- **PROBLEM DETAILS**:
Pull every "presso" line out of the data below.

- **Data tied to figure images**:
----
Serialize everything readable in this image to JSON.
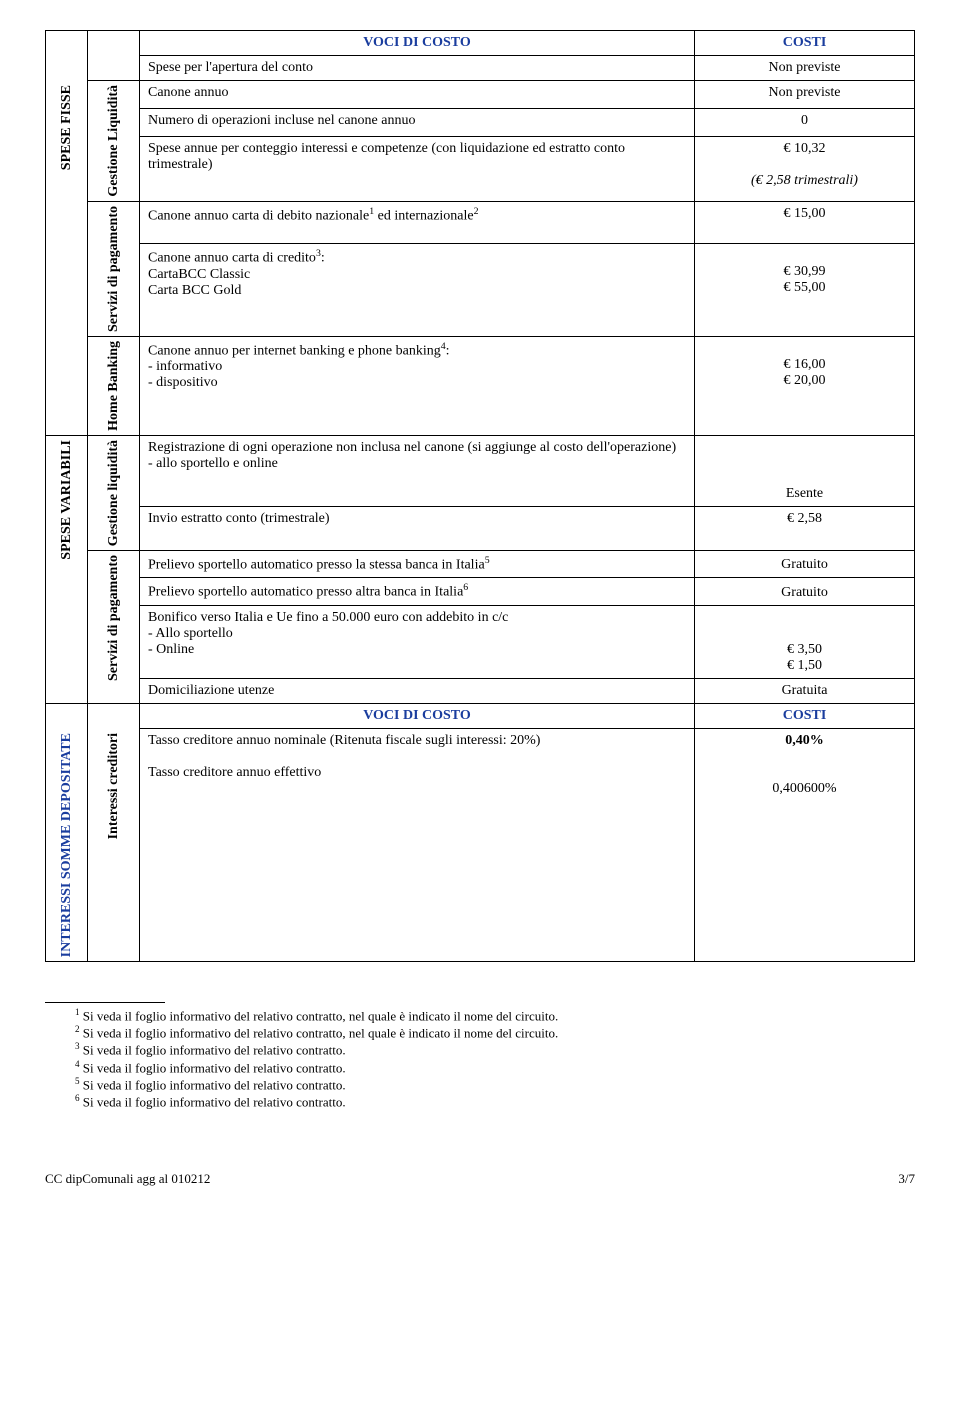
{
  "headers": {
    "voci": "VOCI DI COSTO",
    "costi": "COSTI"
  },
  "section_labels": {
    "spese_fisse": "SPESE FISSE",
    "spese_variabili": "SPESE VARIABILI",
    "interessi": "INTERESSI SOMME DEPOSITATE",
    "gest_liq_u": "Gestione Liquidità",
    "gest_liq_l": "Gestione liquidità",
    "serv_pag": "Servizi di pagamento",
    "home_bank": "Home Banking",
    "int_cred": "Interessi creditori"
  },
  "rows": {
    "apertura": {
      "d": "Spese per l'apertura del conto",
      "v": "Non previste"
    },
    "canone_annuo": {
      "d": "Canone annuo",
      "v": "Non previste"
    },
    "num_op": {
      "d": "Numero di operazioni incluse nel canone annuo",
      "v": "0"
    },
    "spese_annue": {
      "d": "Spese annue per conteggio interessi e competenze (con liquidazione ed estratto conto trimestrale)",
      "v1": "€ 10,32",
      "v2": "(€ 2,58 trimestrali)"
    },
    "can_debito": {
      "d": "Canone annuo carta di debito nazionale",
      "d2": " ed internazionale",
      "v": "€ 15,00"
    },
    "can_credito": {
      "d": "Canone annuo carta di credito",
      "d2": ":",
      "l1": "CartaBCC Classic",
      "l2": "Carta BCC Gold",
      "v1": "€  30,99",
      "v2": "€  55,00"
    },
    "can_internet": {
      "d": "Canone annuo per internet banking e phone banking",
      "d2": ":",
      "l1": "- informativo",
      "l2": "- dispositivo",
      "v1": "€ 16,00",
      "v2": "€ 20,00"
    },
    "registrazione": {
      "d": "Registrazione di ogni operazione non inclusa nel canone (si aggiunge al costo dell'operazione)",
      "l1": "- allo sportello e online",
      "v": "Esente"
    },
    "invio": {
      "d": "Invio estratto conto (trimestrale)",
      "v": "€ 2,58"
    },
    "prelievo1": {
      "d": "Prelievo sportello automatico presso la stessa banca in Italia",
      "v": "Gratuito"
    },
    "prelievo2": {
      "d": "Prelievo sportello automatico presso altra banca in Italia",
      "v": "Gratuito"
    },
    "bonifico": {
      "d": "Bonifico verso Italia e Ue fino a 50.000 euro con addebito in c/c",
      "l1": "- Allo sportello",
      "l2": "- Online",
      "v1": "€  3,50",
      "v2": "€  1,50"
    },
    "domicil": {
      "d": "Domiciliazione utenze",
      "v": "Gratuita"
    },
    "tasso_nom": {
      "d": "Tasso creditore annuo nominale (Ritenuta fiscale sugli interessi: 20%)",
      "v": "0,40%"
    },
    "tasso_eff": {
      "d": "Tasso creditore annuo effettivo",
      "v": "0,400600%"
    }
  },
  "superscripts": {
    "s1": "1",
    "s2": "2",
    "s3": "3",
    "s4": "4",
    "s5": "5",
    "s6": "6"
  },
  "footnotes": {
    "f1": "Si veda il foglio informativo del relativo contratto, nel quale è indicato il nome del circuito.",
    "f2": "Si veda il foglio informativo del relativo contratto, nel quale è indicato il nome del circuito.",
    "f3": "Si veda il foglio informativo del relativo contratto.",
    "f4": "Si veda il foglio informativo del relativo contratto.",
    "f5": "Si veda il foglio informativo del relativo contratto.",
    "f6": "Si veda il foglio informativo del relativo contratto."
  },
  "footer": {
    "left": "CC dipComunali agg al 010212",
    "right": "3/7"
  },
  "colors": {
    "header": "#1a3d9e",
    "text": "#000000",
    "bg": "#ffffff",
    "border": "#000000"
  }
}
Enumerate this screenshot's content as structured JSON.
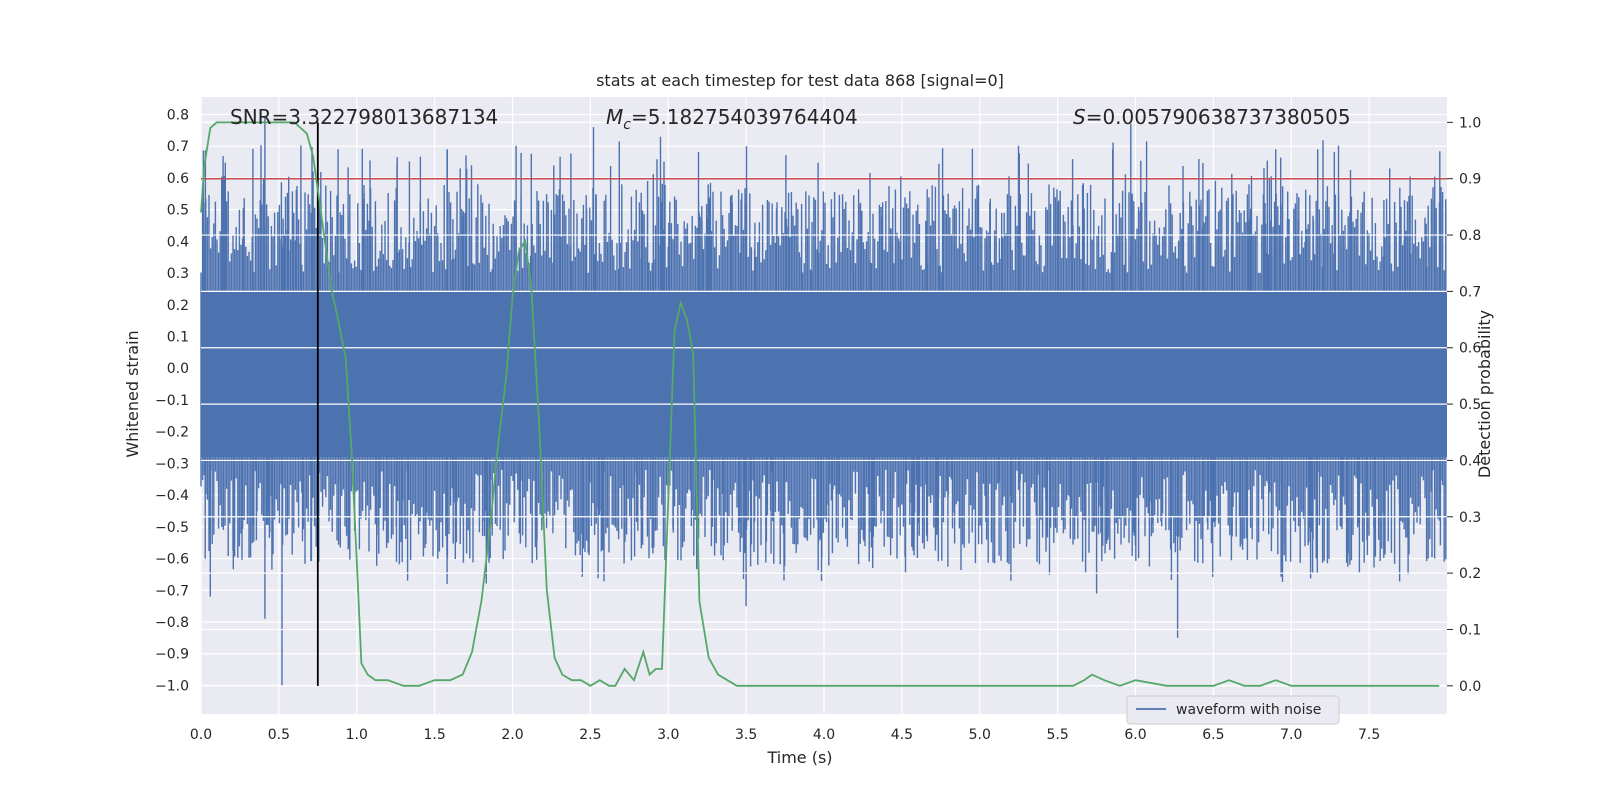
{
  "chart_data": {
    "type": "line",
    "title": "stats at each timestep for test data 868 [signal=0]",
    "xlabel": "Time (s)",
    "ylabel": "Whitened strain",
    "y2label": "Detection probability",
    "xlim": [
      0.0,
      8.0
    ],
    "ylim": [
      -1.09,
      0.855
    ],
    "y2lim": [
      -0.05,
      1.045
    ],
    "xticks": [
      "0.0",
      "0.5",
      "1.0",
      "1.5",
      "2.0",
      "2.5",
      "3.0",
      "3.5",
      "4.0",
      "4.5",
      "5.0",
      "5.5",
      "6.0",
      "6.5",
      "7.0",
      "7.5"
    ],
    "yticks": [
      "0.8",
      "0.7",
      "0.6",
      "0.5",
      "0.4",
      "0.3",
      "0.2",
      "0.1",
      "0.0",
      "-0.1",
      "-0.2",
      "-0.3",
      "-0.4",
      "-0.5",
      "-0.6",
      "-0.7",
      "-0.8",
      "-0.9",
      "-1.0"
    ],
    "y2ticks": [
      "1.0",
      "0.9",
      "0.8",
      "0.7",
      "0.6",
      "0.5",
      "0.4",
      "0.3",
      "0.2",
      "0.1",
      "0.0"
    ],
    "annotations": {
      "snr": "SNR=3.322798013687134",
      "mc_symbol": "M",
      "mc_sub": "c",
      "mc_value": "=5.182754039764404",
      "s_symbol": "S",
      "s_value": "=0.005790638737380505"
    },
    "threshold_y2": 0.9,
    "vline_x": 0.75,
    "series": [
      {
        "name": "waveform with noise",
        "axis": "left",
        "color": "#4c72b0",
        "description": "noisy whitened strain, approx. uniform noise band between -0.45 and 0.45 with spikes",
        "band_upper": 0.24,
        "band_lower": -0.28,
        "spikes": [
          {
            "x": 0.41,
            "y": 0.79
          },
          {
            "x": 0.52,
            "y": -1.0
          },
          {
            "x": 0.41,
            "y": -0.79
          },
          {
            "x": 0.06,
            "y": -0.72
          },
          {
            "x": 0.72,
            "y": 0.62
          },
          {
            "x": 0.88,
            "y": 0.69
          },
          {
            "x": 1.58,
            "y": -0.68
          },
          {
            "x": 1.58,
            "y": 0.69
          },
          {
            "x": 2.52,
            "y": 0.76
          },
          {
            "x": 2.95,
            "y": 0.73
          },
          {
            "x": 3.5,
            "y": -0.75
          },
          {
            "x": 5.2,
            "y": -0.67
          },
          {
            "x": 5.75,
            "y": -0.71
          },
          {
            "x": 5.97,
            "y": 0.77
          },
          {
            "x": 6.27,
            "y": -0.85
          },
          {
            "x": 7.17,
            "y": 0.69
          },
          {
            "x": 7.75,
            "y": -0.65
          },
          {
            "x": 6.9,
            "y": 0.69
          }
        ]
      },
      {
        "name": "detection probability",
        "axis": "right",
        "color": "#55a868",
        "x": [
          0.0,
          0.02,
          0.06,
          0.1,
          0.15,
          0.2,
          0.25,
          0.3,
          0.35,
          0.4,
          0.45,
          0.5,
          0.55,
          0.6,
          0.64,
          0.68,
          0.72,
          0.76,
          0.8,
          0.84,
          0.88,
          0.93,
          0.97,
          1.0,
          1.03,
          1.07,
          1.12,
          1.2,
          1.3,
          1.4,
          1.5,
          1.6,
          1.68,
          1.74,
          1.8,
          1.86,
          1.9,
          1.96,
          2.0,
          2.04,
          2.08,
          2.12,
          2.17,
          2.22,
          2.27,
          2.32,
          2.38,
          2.44,
          2.5,
          2.56,
          2.62,
          2.66,
          2.72,
          2.78,
          2.84,
          2.88,
          2.92,
          2.96,
          3.0,
          3.04,
          3.08,
          3.12,
          3.16,
          3.2,
          3.26,
          3.32,
          3.38,
          3.44,
          3.5,
          3.6,
          3.8,
          4.0,
          4.2,
          4.4,
          4.6,
          4.8,
          5.0,
          5.2,
          5.4,
          5.5,
          5.6,
          5.67,
          5.72,
          5.8,
          5.9,
          6.0,
          6.2,
          6.4,
          6.5,
          6.6,
          6.7,
          6.8,
          6.9,
          7.0,
          7.1,
          7.2,
          7.4,
          7.6,
          7.8,
          7.95
        ],
        "y": [
          0.84,
          0.92,
          0.99,
          1.0,
          1.0,
          1.0,
          1.0,
          1.0,
          1.0,
          1.0,
          1.0,
          1.0,
          1.0,
          1.0,
          0.99,
          0.98,
          0.94,
          0.86,
          0.78,
          0.7,
          0.65,
          0.58,
          0.4,
          0.22,
          0.04,
          0.02,
          0.01,
          0.01,
          0.0,
          0.0,
          0.01,
          0.01,
          0.02,
          0.06,
          0.15,
          0.29,
          0.41,
          0.55,
          0.69,
          0.77,
          0.79,
          0.71,
          0.47,
          0.17,
          0.05,
          0.02,
          0.01,
          0.01,
          0.0,
          0.01,
          0.0,
          0.0,
          0.03,
          0.01,
          0.06,
          0.02,
          0.03,
          0.03,
          0.33,
          0.63,
          0.68,
          0.65,
          0.59,
          0.15,
          0.05,
          0.02,
          0.01,
          0.0,
          0.0,
          0.0,
          0.0,
          0.0,
          0.0,
          0.0,
          0.0,
          0.0,
          0.0,
          0.0,
          0.0,
          0.0,
          0.0,
          0.01,
          0.02,
          0.01,
          0.0,
          0.01,
          0.0,
          0.0,
          0.0,
          0.01,
          0.0,
          0.0,
          0.01,
          0.0,
          0.0,
          0.0,
          0.0,
          0.0,
          0.0,
          0.0
        ]
      }
    ],
    "legend": {
      "label": "waveform with noise",
      "placement": "lower-right"
    },
    "colors": {
      "background": "#eaeaf2",
      "grid": "#ffffff",
      "threshold": "#c44e52",
      "vline": "#000000"
    }
  }
}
----
- **FINAL ANSWER**:
      "d": "Prelievo sportello automatico presso la stessa banca in Italia",
      "d": "Prelievo sportello automatico presso altra banca in Italia",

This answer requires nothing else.